== Extracted entries ==

........

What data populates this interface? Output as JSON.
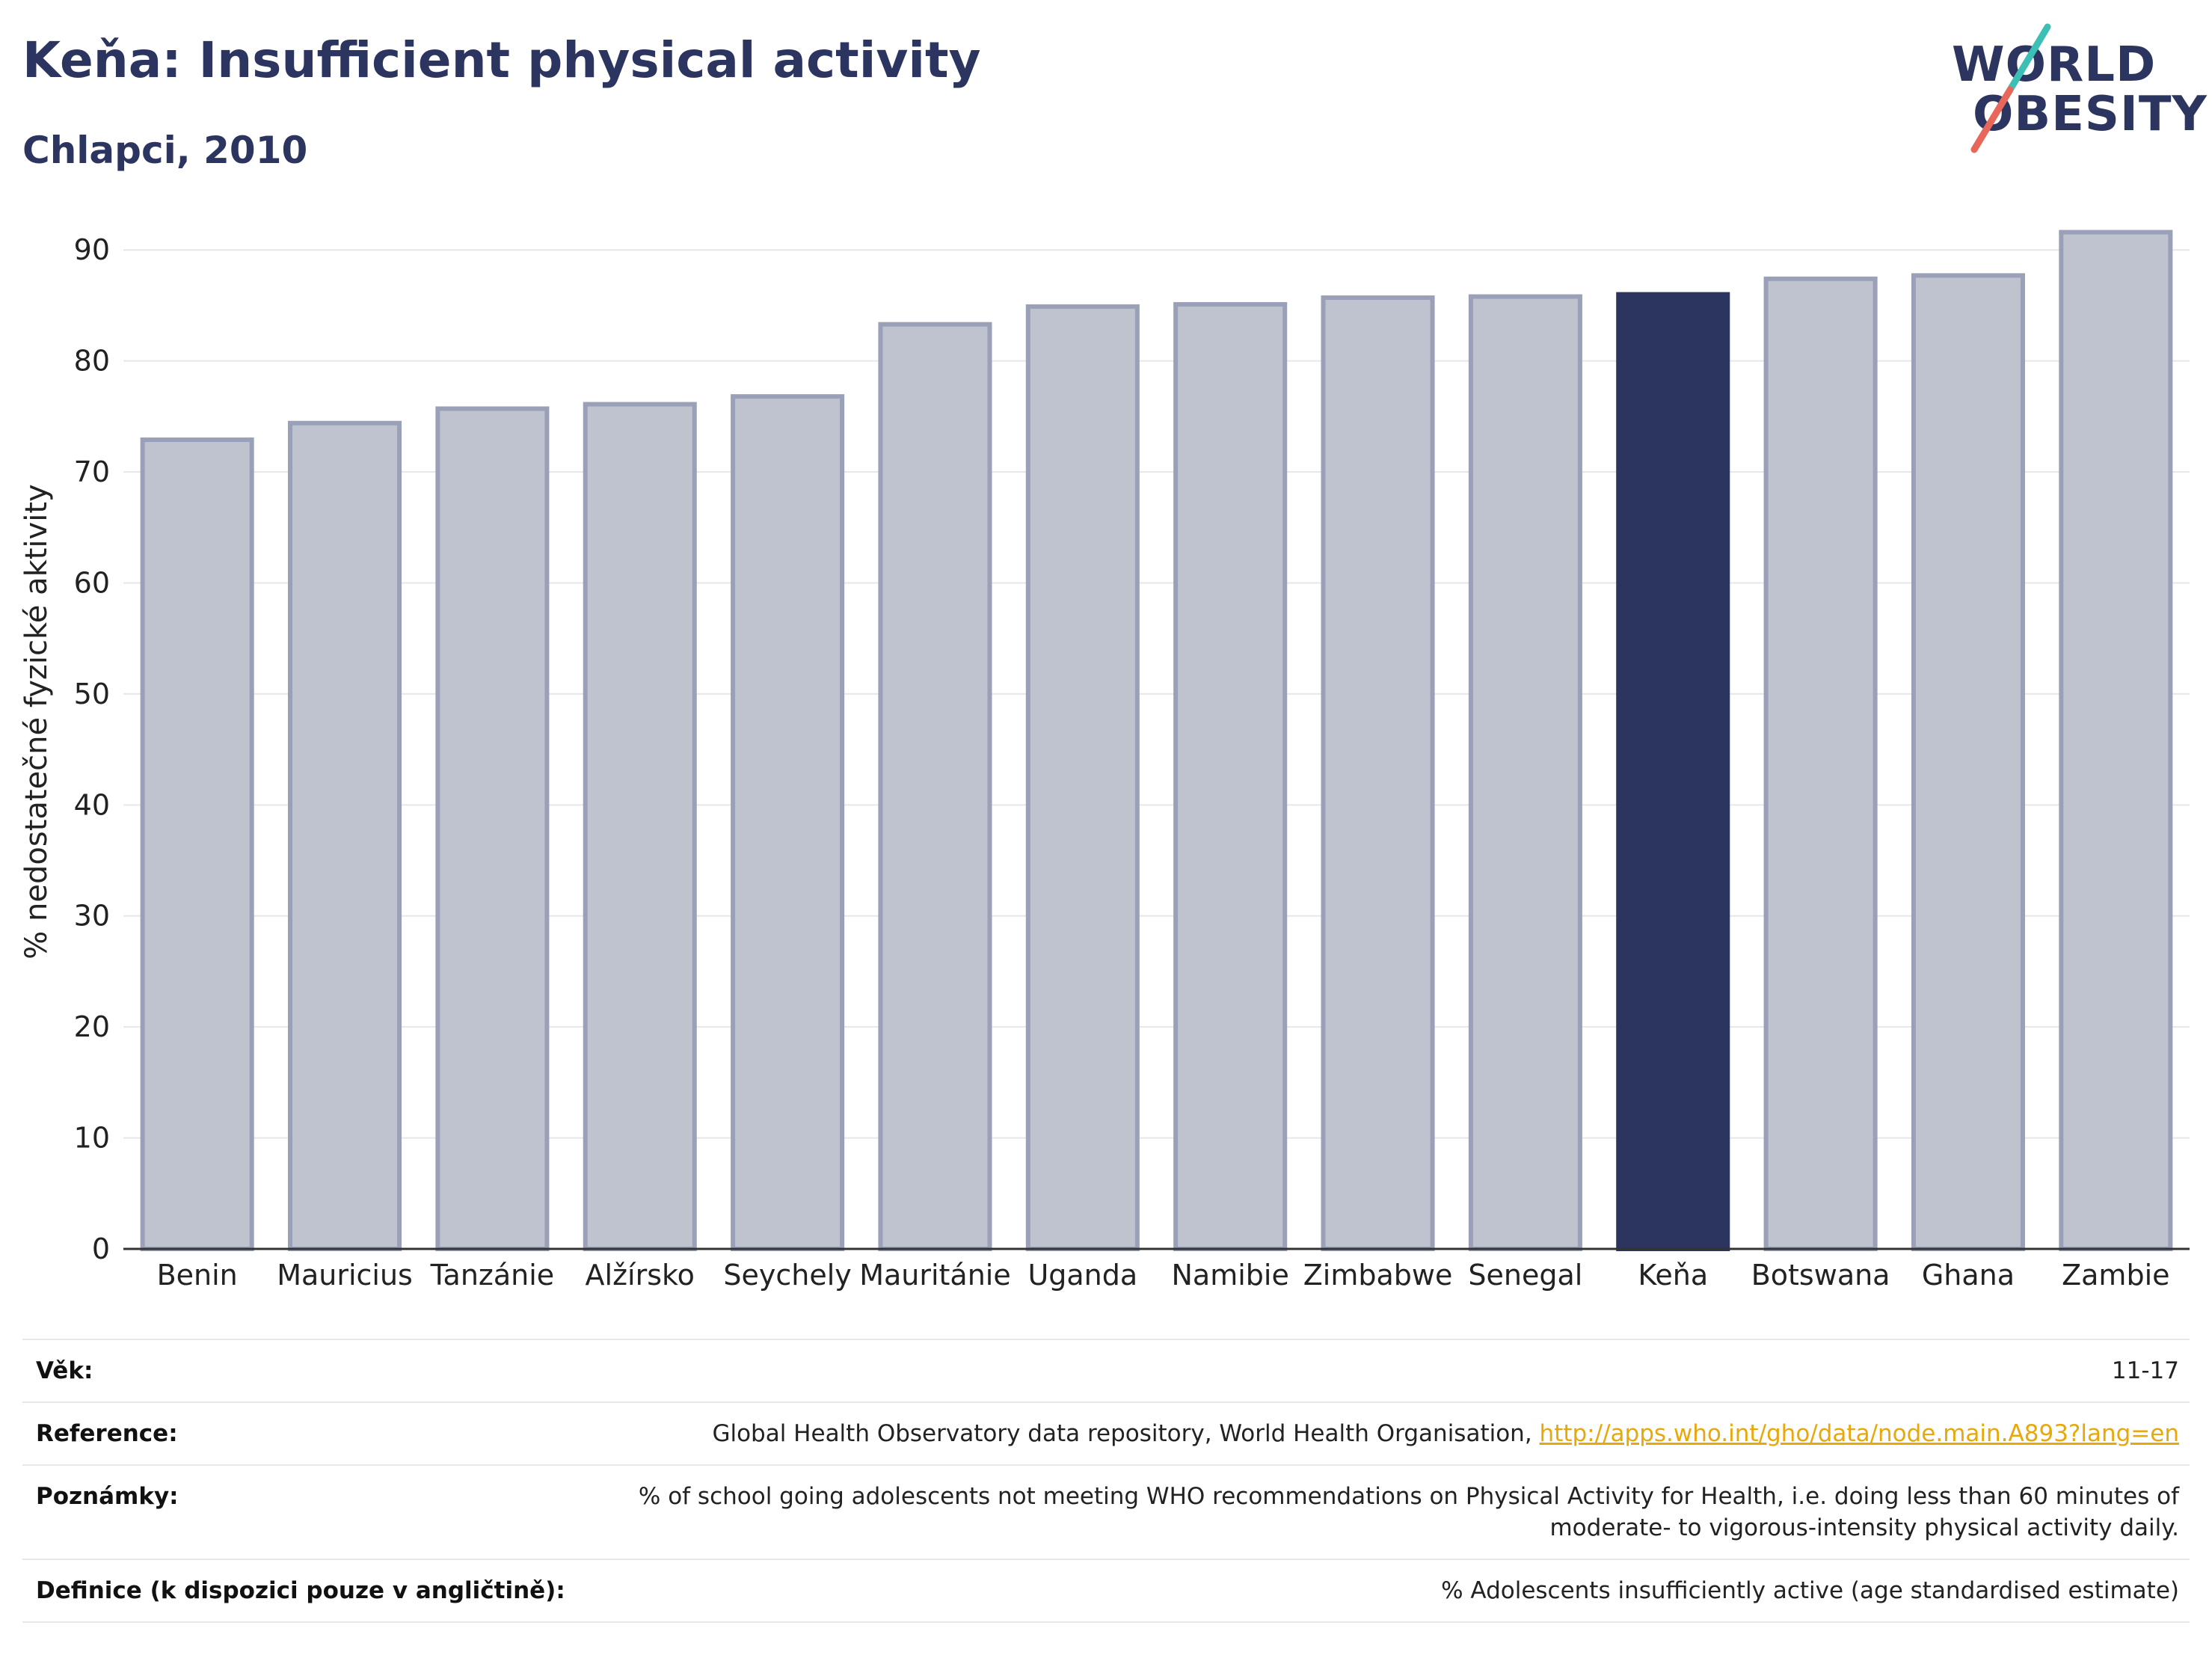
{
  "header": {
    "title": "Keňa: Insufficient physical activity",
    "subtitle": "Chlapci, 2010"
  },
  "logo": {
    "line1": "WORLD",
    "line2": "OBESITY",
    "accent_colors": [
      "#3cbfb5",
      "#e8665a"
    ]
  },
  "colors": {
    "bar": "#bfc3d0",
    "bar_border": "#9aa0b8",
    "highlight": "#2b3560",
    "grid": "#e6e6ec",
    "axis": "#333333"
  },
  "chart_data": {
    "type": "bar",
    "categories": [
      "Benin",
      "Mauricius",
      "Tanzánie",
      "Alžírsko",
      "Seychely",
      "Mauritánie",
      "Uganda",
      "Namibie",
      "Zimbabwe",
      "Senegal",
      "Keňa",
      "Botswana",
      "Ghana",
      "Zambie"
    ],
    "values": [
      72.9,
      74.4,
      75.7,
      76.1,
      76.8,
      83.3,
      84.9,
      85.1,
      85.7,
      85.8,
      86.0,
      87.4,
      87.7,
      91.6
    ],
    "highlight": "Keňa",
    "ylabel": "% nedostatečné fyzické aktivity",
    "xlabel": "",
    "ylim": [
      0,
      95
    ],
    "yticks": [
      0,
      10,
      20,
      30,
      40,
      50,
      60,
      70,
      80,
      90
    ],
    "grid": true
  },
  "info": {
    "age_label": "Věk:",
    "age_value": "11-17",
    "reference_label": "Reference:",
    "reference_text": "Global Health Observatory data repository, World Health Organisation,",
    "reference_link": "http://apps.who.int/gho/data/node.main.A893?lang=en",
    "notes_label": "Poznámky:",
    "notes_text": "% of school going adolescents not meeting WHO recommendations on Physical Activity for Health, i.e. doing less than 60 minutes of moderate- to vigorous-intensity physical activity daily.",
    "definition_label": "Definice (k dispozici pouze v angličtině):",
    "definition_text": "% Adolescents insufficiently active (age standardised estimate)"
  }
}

........

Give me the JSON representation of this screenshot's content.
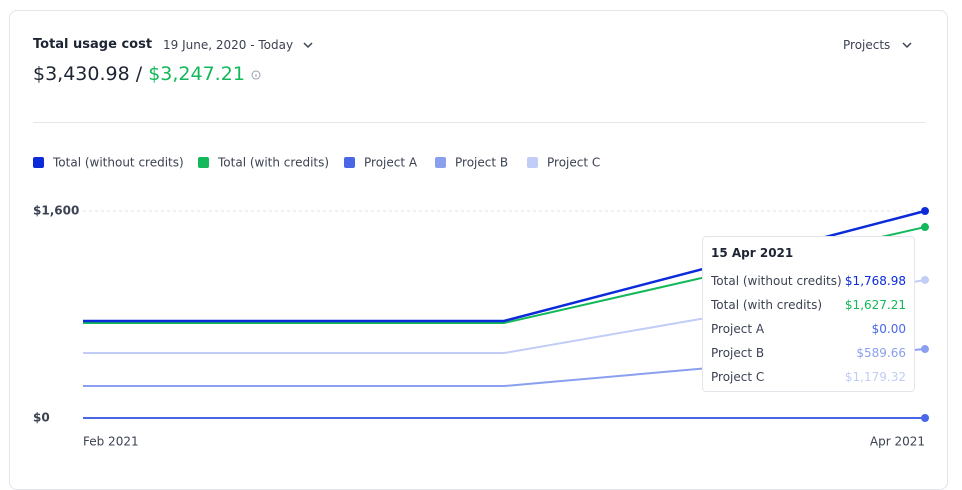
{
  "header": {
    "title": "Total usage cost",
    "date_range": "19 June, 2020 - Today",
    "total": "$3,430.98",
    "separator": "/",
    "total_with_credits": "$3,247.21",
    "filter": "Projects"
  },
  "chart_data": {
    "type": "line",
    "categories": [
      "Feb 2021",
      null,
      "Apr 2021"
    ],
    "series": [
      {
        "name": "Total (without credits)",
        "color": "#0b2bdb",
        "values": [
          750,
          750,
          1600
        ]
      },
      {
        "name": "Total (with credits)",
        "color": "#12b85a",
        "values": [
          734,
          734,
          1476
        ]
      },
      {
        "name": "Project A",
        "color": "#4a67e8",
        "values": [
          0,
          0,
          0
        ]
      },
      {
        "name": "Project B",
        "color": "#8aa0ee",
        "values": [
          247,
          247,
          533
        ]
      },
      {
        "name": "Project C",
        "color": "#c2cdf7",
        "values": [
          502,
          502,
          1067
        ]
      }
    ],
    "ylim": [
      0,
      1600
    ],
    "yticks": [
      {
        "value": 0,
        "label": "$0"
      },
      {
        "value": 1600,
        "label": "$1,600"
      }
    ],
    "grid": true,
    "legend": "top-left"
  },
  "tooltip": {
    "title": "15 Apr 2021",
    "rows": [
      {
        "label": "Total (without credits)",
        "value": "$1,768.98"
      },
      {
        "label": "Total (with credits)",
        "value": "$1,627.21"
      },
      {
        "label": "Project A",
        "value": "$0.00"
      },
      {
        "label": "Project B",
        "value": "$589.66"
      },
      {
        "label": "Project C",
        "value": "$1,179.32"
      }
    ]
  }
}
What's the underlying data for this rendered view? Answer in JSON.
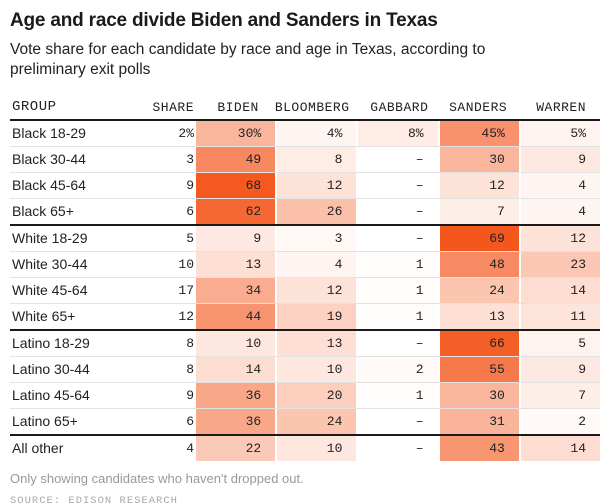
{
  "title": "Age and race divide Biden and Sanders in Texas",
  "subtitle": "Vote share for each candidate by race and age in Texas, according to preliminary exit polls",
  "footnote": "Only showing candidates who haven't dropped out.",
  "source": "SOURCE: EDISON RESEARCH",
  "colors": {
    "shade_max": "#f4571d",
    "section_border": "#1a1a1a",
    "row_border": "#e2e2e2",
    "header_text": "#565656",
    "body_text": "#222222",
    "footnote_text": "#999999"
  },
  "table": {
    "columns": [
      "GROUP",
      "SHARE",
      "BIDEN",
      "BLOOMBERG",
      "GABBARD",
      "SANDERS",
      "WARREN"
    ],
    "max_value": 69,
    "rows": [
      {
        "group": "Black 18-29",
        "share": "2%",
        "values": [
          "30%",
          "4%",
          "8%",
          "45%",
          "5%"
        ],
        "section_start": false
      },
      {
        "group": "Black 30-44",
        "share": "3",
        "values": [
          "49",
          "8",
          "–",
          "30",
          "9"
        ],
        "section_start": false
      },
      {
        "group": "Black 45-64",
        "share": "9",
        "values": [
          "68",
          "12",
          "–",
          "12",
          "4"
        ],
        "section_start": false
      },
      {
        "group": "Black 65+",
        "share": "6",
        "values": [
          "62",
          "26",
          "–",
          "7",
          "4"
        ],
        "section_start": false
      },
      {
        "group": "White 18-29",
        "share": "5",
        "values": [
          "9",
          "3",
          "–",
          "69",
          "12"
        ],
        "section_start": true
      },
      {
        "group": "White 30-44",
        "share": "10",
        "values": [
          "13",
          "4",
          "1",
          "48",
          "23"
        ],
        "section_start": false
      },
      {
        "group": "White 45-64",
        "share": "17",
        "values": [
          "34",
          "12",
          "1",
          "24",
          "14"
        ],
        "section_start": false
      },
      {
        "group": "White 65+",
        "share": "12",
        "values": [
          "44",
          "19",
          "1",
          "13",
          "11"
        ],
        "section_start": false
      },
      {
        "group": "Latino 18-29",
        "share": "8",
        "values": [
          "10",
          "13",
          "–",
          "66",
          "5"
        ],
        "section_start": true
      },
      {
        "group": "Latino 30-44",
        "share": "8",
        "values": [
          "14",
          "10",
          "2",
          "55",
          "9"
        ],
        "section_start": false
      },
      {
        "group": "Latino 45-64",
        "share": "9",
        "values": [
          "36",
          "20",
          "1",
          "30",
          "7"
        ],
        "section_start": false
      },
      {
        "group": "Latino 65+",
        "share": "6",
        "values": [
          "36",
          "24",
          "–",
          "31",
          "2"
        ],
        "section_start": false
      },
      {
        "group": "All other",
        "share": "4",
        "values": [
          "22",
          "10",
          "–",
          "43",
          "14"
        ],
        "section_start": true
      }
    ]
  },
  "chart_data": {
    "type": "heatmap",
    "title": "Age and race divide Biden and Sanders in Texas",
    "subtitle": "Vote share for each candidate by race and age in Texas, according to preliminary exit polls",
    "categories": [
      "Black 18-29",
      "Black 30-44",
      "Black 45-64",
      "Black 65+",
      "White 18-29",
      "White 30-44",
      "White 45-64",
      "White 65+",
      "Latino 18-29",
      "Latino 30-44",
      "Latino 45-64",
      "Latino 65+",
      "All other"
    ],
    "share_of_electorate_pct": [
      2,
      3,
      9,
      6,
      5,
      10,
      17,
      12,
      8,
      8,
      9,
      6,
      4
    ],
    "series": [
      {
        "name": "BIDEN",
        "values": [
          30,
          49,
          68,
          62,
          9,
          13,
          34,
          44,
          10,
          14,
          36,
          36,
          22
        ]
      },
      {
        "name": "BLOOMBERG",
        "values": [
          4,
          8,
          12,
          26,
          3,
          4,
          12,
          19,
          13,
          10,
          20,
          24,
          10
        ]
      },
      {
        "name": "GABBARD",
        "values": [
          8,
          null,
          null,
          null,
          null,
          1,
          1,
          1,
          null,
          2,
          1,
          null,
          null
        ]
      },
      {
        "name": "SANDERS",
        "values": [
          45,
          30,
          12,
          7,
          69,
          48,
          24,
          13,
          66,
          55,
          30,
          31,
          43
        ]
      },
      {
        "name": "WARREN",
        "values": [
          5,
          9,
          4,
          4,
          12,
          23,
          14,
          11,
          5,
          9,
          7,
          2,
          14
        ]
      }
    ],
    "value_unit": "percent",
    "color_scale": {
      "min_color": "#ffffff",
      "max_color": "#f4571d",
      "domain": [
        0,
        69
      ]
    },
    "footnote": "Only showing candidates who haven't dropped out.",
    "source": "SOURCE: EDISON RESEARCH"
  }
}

........

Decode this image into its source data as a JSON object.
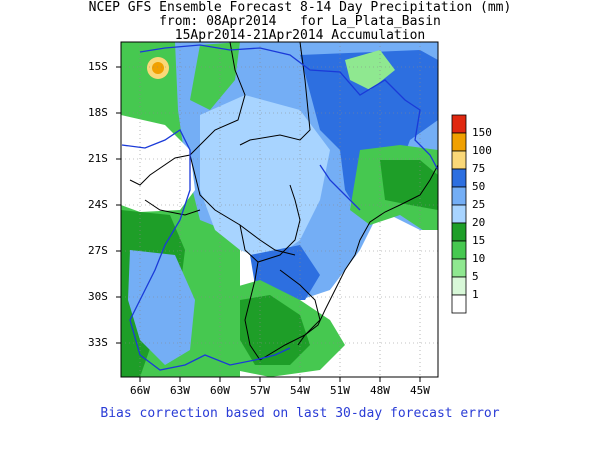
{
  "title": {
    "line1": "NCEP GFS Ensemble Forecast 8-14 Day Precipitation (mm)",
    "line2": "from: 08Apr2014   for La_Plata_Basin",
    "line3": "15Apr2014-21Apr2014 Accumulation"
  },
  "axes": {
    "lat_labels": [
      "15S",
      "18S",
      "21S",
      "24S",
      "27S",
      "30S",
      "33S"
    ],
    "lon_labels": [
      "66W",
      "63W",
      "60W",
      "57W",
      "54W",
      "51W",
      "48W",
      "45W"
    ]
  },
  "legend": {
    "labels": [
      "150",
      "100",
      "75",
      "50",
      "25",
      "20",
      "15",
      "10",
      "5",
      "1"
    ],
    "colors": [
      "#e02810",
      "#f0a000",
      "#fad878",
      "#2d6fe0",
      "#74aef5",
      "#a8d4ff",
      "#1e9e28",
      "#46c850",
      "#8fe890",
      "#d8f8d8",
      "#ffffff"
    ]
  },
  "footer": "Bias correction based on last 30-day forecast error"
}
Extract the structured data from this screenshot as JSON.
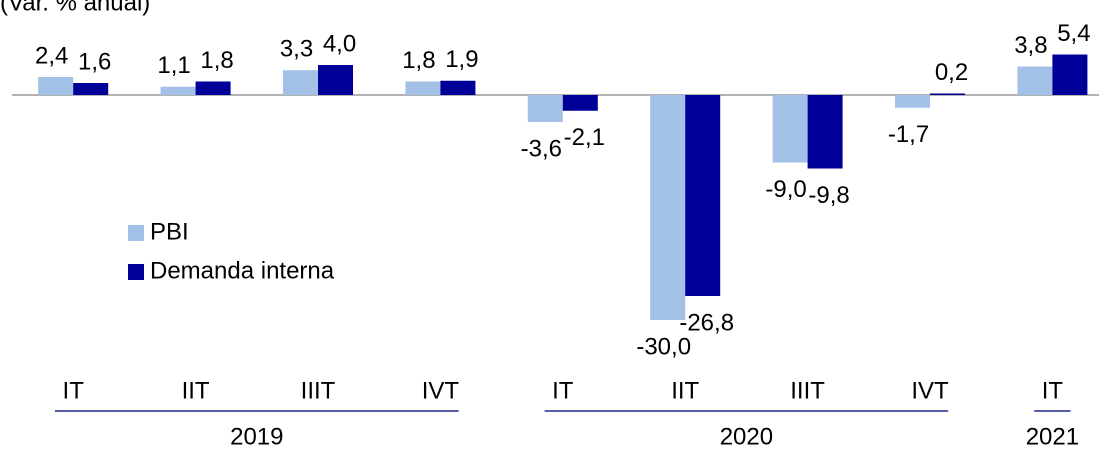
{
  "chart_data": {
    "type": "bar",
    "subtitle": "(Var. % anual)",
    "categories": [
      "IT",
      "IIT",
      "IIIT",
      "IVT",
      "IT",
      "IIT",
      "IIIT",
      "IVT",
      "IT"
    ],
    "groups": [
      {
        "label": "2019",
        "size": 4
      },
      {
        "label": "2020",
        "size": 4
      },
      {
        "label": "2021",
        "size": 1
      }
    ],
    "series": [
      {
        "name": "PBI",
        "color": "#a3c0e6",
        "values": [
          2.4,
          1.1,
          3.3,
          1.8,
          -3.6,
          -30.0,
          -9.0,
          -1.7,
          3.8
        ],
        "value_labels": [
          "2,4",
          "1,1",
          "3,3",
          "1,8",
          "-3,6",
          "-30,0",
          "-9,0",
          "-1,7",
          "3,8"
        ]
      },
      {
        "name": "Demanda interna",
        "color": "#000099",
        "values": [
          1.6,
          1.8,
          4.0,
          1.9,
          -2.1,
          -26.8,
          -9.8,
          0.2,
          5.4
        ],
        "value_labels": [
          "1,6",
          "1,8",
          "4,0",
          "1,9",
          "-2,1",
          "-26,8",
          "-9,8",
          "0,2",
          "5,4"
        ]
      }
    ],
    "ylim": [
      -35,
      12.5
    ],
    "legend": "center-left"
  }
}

........

== What needs to be done ==
Find the word "candidates" in the entries above and gather every line that holds it.

== Exercise result ==
  "footnote": "Only showing candidates who haven't dropped out.",
    "footnote": "Only showing candidates who haven't dropped out.",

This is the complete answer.